━━ Data provided
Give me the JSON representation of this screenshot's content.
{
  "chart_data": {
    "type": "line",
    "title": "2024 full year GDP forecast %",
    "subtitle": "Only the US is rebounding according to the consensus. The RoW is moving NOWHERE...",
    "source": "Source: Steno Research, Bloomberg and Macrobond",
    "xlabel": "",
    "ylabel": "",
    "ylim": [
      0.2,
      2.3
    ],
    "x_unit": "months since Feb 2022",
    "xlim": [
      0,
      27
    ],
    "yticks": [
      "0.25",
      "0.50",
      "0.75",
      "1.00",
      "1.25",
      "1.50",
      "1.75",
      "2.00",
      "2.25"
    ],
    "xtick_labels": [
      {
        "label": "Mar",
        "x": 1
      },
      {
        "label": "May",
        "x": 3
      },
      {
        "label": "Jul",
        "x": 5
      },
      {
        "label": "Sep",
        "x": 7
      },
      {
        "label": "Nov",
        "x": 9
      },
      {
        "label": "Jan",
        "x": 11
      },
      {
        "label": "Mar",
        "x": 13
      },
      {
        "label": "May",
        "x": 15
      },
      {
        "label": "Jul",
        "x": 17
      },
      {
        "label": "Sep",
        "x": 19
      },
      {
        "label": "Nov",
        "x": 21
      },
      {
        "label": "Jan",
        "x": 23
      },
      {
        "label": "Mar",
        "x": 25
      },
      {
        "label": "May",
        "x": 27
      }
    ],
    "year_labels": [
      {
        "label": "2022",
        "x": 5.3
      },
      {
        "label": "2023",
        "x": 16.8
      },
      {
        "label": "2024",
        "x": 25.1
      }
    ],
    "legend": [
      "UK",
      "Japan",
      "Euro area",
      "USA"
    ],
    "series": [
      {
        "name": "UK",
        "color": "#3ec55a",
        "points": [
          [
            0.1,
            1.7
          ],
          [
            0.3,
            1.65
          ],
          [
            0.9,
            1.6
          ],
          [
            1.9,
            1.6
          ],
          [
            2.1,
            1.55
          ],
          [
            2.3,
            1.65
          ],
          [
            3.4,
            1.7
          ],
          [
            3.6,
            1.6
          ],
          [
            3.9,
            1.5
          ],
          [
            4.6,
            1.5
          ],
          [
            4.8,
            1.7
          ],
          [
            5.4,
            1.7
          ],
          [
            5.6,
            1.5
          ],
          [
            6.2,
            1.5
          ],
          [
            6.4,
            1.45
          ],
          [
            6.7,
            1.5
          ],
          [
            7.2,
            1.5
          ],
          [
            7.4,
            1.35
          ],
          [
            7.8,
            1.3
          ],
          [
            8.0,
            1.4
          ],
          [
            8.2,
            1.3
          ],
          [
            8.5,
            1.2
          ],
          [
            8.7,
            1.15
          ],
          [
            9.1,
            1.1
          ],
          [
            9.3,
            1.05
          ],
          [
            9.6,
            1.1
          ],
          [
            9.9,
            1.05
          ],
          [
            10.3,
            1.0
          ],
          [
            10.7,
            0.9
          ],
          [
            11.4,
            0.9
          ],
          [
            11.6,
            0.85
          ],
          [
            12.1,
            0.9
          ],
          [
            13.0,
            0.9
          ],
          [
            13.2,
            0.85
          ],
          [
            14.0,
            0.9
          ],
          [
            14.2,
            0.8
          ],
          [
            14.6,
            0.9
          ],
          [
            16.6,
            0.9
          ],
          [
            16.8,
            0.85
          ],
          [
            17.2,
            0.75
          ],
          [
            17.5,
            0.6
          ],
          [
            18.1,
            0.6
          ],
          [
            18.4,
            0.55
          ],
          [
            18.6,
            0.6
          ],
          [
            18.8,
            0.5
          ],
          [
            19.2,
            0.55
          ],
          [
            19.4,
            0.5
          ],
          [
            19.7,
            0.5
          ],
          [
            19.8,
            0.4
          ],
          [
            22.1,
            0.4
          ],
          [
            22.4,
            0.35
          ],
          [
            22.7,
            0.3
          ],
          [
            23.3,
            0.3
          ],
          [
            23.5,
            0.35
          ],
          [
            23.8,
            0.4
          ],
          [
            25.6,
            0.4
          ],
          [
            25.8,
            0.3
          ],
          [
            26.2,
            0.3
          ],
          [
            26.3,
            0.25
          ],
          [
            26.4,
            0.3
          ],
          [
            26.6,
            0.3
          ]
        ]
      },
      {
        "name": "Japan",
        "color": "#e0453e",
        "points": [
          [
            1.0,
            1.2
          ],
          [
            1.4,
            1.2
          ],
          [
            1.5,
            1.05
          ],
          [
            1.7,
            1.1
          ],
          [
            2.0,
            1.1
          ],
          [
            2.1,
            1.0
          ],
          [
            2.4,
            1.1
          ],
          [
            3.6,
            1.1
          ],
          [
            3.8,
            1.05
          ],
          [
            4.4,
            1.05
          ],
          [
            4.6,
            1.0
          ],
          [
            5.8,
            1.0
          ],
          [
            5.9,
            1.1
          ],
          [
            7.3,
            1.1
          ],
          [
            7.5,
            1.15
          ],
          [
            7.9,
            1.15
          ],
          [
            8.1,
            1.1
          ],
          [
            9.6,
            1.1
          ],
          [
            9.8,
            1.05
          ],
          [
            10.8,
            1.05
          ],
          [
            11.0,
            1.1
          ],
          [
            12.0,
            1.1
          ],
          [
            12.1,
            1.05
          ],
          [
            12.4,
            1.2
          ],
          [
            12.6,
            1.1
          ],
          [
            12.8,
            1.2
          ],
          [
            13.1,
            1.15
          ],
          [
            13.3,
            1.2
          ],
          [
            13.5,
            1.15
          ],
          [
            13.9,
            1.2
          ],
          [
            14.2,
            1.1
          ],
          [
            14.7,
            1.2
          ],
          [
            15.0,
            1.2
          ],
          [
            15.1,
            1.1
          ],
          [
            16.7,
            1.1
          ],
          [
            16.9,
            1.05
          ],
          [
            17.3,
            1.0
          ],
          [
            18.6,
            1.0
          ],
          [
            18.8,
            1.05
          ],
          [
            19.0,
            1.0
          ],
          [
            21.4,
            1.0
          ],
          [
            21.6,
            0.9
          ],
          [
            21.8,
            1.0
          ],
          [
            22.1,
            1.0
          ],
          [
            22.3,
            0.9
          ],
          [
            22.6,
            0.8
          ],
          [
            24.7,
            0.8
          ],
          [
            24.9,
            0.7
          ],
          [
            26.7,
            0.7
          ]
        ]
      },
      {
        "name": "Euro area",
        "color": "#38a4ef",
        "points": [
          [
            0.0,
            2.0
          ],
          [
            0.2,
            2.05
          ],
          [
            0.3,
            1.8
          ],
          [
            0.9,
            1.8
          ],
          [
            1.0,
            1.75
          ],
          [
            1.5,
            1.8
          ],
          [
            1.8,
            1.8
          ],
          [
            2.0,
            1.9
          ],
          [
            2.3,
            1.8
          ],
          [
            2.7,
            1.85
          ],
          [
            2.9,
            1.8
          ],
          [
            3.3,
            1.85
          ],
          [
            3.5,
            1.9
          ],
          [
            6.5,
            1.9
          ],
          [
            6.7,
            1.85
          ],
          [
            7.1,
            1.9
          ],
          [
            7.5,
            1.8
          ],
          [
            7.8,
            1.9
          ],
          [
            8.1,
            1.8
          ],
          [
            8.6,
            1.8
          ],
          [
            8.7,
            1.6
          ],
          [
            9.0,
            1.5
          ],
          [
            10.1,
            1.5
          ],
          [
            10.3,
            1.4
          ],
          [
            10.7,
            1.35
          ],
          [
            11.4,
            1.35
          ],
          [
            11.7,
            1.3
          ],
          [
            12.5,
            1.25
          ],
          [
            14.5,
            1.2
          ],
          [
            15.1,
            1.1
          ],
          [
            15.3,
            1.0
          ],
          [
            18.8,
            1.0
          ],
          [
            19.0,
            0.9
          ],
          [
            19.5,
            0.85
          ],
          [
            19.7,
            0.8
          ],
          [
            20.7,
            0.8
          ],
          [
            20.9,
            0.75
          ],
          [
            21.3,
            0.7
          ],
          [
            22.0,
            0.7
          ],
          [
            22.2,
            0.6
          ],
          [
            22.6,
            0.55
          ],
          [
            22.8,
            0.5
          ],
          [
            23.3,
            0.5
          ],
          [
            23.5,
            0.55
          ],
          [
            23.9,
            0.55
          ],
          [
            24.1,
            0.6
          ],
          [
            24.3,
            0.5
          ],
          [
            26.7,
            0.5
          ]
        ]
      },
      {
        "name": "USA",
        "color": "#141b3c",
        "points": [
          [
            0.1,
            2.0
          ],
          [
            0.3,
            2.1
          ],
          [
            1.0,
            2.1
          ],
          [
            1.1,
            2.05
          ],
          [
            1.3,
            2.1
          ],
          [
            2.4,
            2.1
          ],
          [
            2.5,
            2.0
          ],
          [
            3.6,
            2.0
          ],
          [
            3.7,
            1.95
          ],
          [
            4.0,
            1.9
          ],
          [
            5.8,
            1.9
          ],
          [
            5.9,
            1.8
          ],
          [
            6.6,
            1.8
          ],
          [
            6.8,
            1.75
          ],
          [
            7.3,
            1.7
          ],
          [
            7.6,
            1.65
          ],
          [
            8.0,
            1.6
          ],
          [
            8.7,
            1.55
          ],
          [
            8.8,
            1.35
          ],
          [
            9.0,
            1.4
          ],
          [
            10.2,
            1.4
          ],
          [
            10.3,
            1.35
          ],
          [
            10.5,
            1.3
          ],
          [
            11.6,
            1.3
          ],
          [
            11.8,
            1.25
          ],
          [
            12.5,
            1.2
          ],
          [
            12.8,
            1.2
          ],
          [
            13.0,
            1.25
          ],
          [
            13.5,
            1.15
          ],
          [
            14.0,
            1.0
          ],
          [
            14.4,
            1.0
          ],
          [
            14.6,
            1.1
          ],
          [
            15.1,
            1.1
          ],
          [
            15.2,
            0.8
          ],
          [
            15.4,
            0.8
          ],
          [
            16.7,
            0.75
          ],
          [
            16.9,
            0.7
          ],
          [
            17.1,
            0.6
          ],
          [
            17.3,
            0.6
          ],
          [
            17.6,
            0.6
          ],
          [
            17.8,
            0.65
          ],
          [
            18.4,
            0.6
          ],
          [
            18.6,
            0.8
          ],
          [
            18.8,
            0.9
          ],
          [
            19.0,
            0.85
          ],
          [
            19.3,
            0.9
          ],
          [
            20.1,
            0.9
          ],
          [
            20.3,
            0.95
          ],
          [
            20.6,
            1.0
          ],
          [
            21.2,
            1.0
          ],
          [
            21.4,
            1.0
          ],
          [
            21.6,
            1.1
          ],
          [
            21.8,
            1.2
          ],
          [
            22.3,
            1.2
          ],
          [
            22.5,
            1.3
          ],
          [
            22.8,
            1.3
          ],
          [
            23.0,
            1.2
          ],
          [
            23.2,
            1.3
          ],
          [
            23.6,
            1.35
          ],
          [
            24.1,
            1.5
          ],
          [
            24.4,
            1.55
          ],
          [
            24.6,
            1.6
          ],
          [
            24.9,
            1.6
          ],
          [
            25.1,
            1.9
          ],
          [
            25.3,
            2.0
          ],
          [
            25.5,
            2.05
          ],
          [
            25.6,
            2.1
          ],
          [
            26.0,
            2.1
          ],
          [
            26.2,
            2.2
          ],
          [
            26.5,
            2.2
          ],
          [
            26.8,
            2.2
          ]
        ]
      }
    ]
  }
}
━━━━
◆ Task details: Search the listing for the word "color". Copy every line in which it occurs.

◆ The output:
        "color": "#3ec55a",
        "color": "#e0453e",
        "color": "#38a4ef",
        "color": "#141b3c",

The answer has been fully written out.